[BEGIN Provided data]

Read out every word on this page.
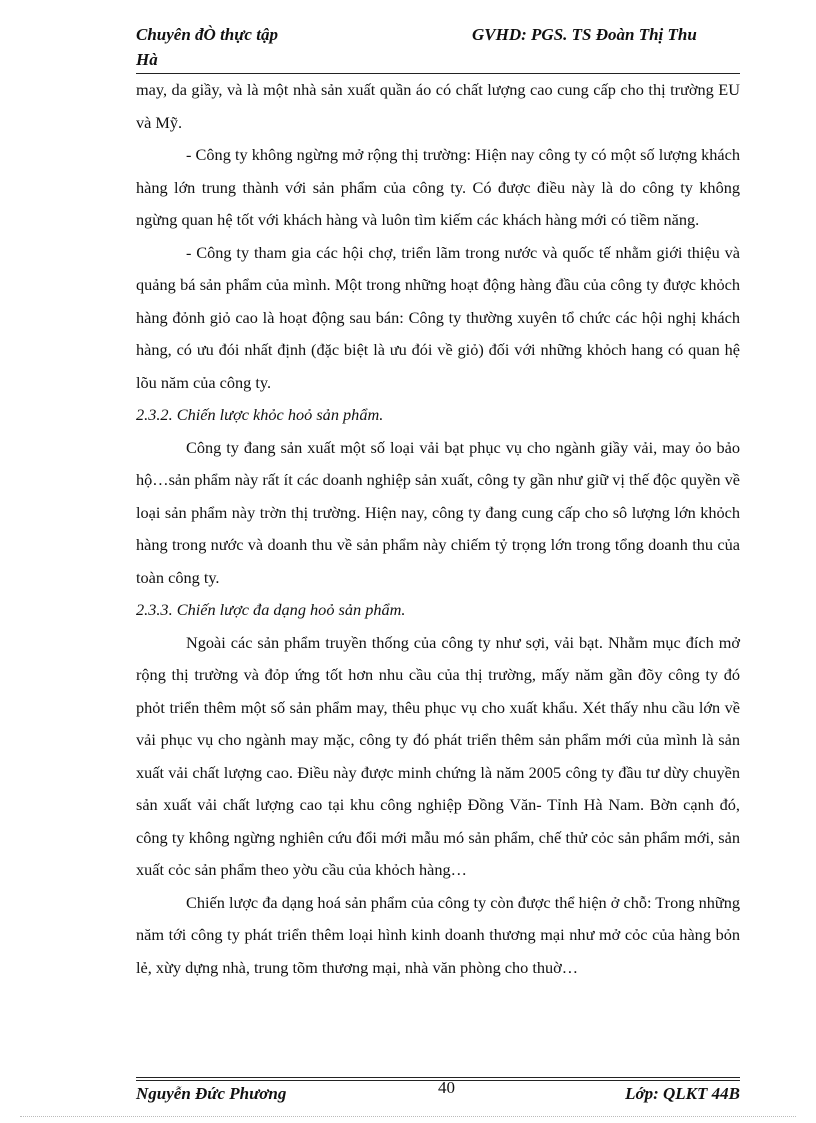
Chuyên đÒ thực tập Hà
GVHD: PGS. TS Đoàn Thị Thu

may, da giầy, và là một nhà sản xuất quần áo có chất lượng cao cung cấp cho thị trường EU và Mỹ.

- Công ty không ngừng mở rộng thị trường: Hiện nay công ty có một số lượng khách hàng lớn trung thành với sản phẩm của công ty. Có được điều này là do công ty không ngừng quan hệ tốt với khách hàng và luôn tìm kiếm các khách hàng mới có tiềm năng.

- Công ty tham gia các hội chợ, triển lãm trong nước và quốc tế nhằm giới thiệu và quảng bá sản phẩm của mình. Một trong những hoạt động hàng đầu của công ty được khỏch hàng đỏnh giỏ cao là hoạt động sau bán: Công ty thường xuyên tổ chức các hội nghị khách hàng, có ưu đói nhất định (đặc biệt là ưu đói về giỏ) đối với những khỏch hang có quan hệ lõu năm của công ty.

2.3.2. Chiến lược khỏc hoỏ sản phẩm.

Công ty đang sản xuất một số loại vải bạt phục vụ cho ngành giầy vải, may ỏo bảo hộ…sản phẩm này rất ít các doanh nghiệp sản xuất, công ty gần như giữ vị thế độc quyền về loại sản phẩm này trờn thị trường. Hiện nay, công ty đang cung cấp cho sô lượng lớn khỏch hàng trong nước và doanh thu về sản phẩm này chiếm tỷ trọng lớn trong tổng doanh thu của toàn công ty.

2.3.3. Chiến lược đa dạng hoỏ sản phẩm.

Ngoài các sản phẩm truyền thống của công ty như sợi, vải bạt. Nhằm mục đích mở rộng thị trường và đỏp ứng tốt hơn nhu cầu của thị trường, mấy năm gần đõy công ty đó phỏt triển thêm một số sản phẩm may, thêu phục vụ cho xuất khẩu. Xét thấy nhu cầu lớn về vải phục vụ cho ngành may mặc, công ty đó phát triển thêm sản phẩm mới của mình là sản xuất vải chất lượng cao. Điều này được minh chứng là năm 2005 công ty đầu tư dừy chuyền sản xuất vải chất lượng cao tại khu công nghiệp Đồng Văn- Tỉnh Hà Nam. Bờn cạnh đó, công ty không ngừng nghiên cứu đổi mới mẫu mó sản phẩm, chế thử cỏc sản phẩm mới, sản xuất cỏc sản phẩm theo yờu cầu của khỏch hàng…

Chiến lược đa dạng hoá sản phẩm của công ty còn được thể hiện ở chỗ: Trong những năm tới công ty phát triển thêm loại hình kinh doanh thương mại như mở cỏc của hàng bỏn lẻ, xừy dựng nhà, trung tõm thương mại, nhà văn phòng cho thuờ…

Nguyễn Đức Phương	40	Lớp: QLKT 44B
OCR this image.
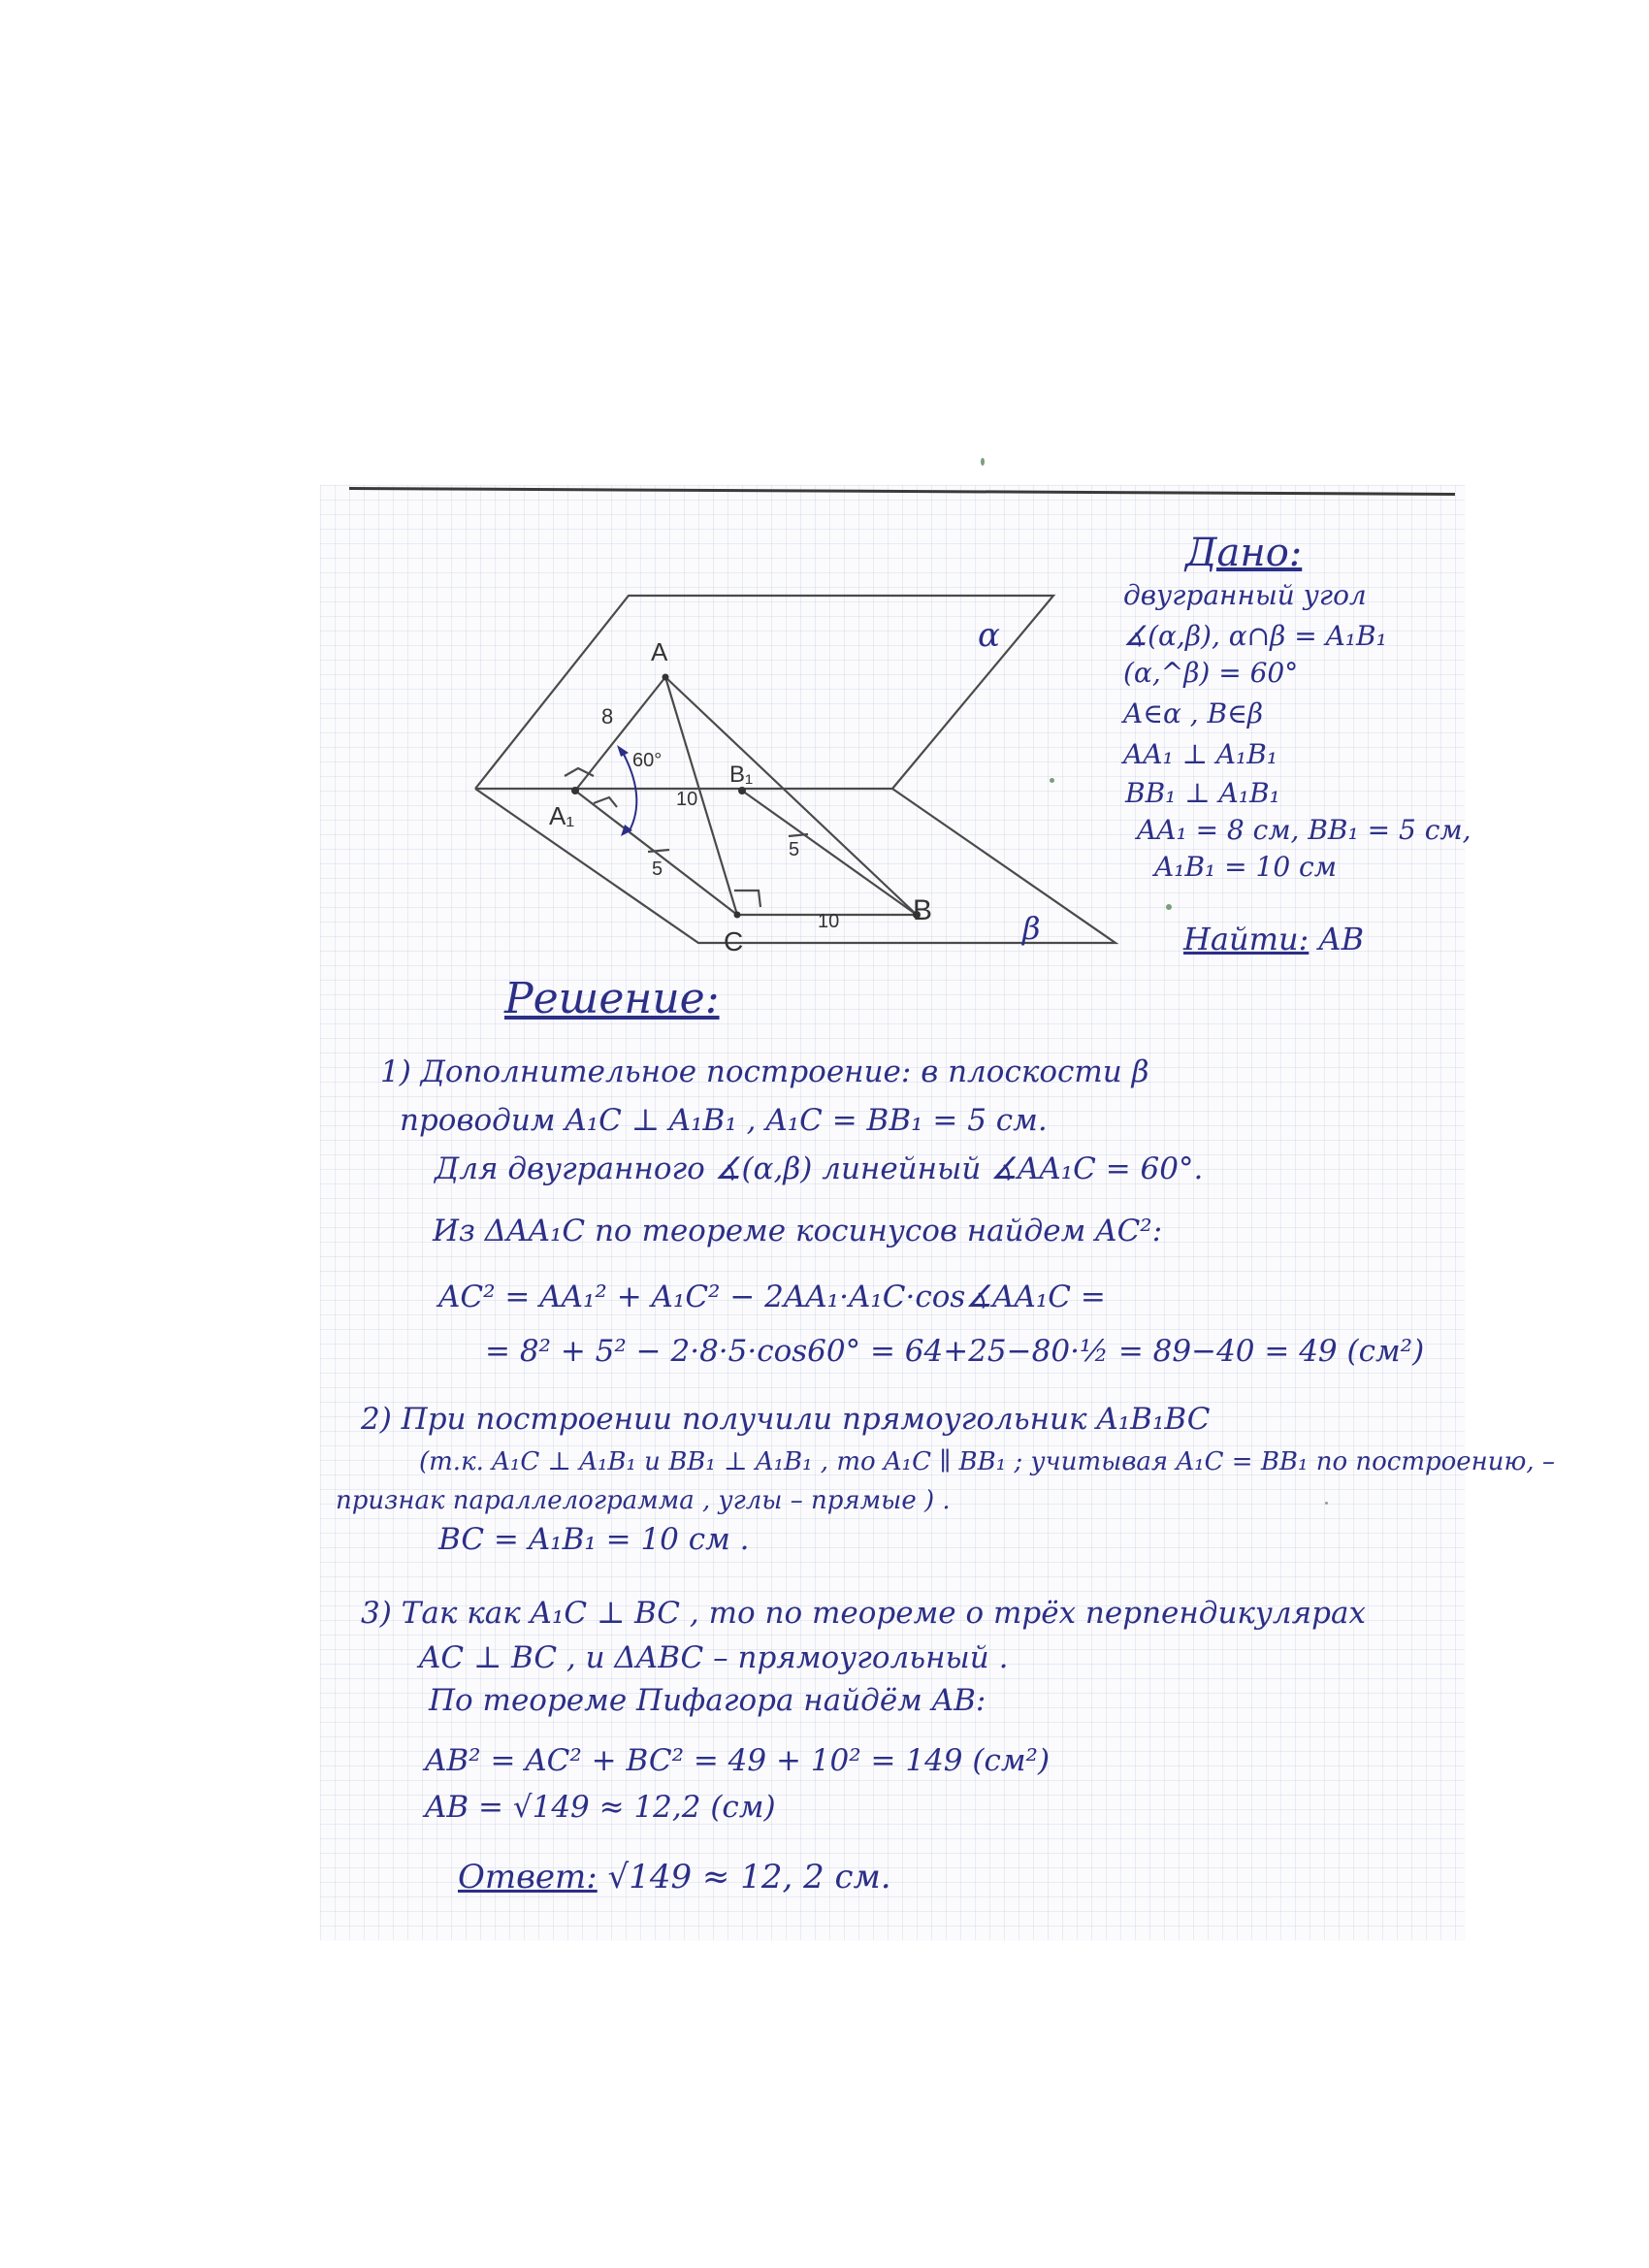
A
A₁
B₁
C
B
8
60°
10
5
5
10
α
β
Дано:
двугранный угол
∡(α,β), α∩β = A₁B₁
(α,^β) = 60°
A∈α , B∈β
AA₁ ⊥ A₁B₁
BB₁ ⊥ A₁B₁
AA₁ = 8 см, BB₁ = 5 см,
A₁B₁ = 10 см
Найти: AB
Решение:
1) Дополнительное построение: в плоскости β
проводим A₁C ⊥ A₁B₁ , A₁C = BB₁ = 5 см.
Для двугранного ∡(α,β) линейный ∡AA₁C = 60°.
Из ΔAA₁C по теореме косинусов найдем AC²:
AC² = AA₁² + A₁C² − 2AA₁·A₁C·cos∡AA₁C =
= 8² + 5² − 2·8·5·cos60° = 64+25−80·½ = 89−40 = 49 (см²)
2) При построении получили прямоугольник A₁B₁BC
(т.к. A₁C ⊥ A₁B₁ и BB₁ ⊥ A₁B₁ , то A₁C ∥ BB₁ ; учитывая A₁C = BB₁ по построению, –
признак параллелограмма , углы – прямые ) .
BC = A₁B₁ = 10 см .
3) Так как A₁C ⊥ BC , то по теореме о трёх перпендикулярах
AC ⊥ BC , и ΔABC – прямоугольный .
По теореме Пифагора найдём AB:
AB² = AC² + BC² = 49 + 10² = 149 (см²)
AB = √149 ≈ 12,2 (см)
Ответ: √149 ≈ 12, 2 см.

[END Provided data]

▶ **Description of the task**
Extract all lines containing the word "dạng".

▶ **Response for this exercise**
2.3.3. Chiến lược đa dạng hoỏ sản phẩm.
Chiến lược đa dạng hoá sản phẩm của công ty còn được thể hiện ở chỗ: Trong những năm tới công ty phát triển thêm loại hình kinh doanh thương mại như mở cỏc của hàng bỏn lẻ, xừy dựng nhà, trung tõm thương mại, nhà văn phòng cho thuờ…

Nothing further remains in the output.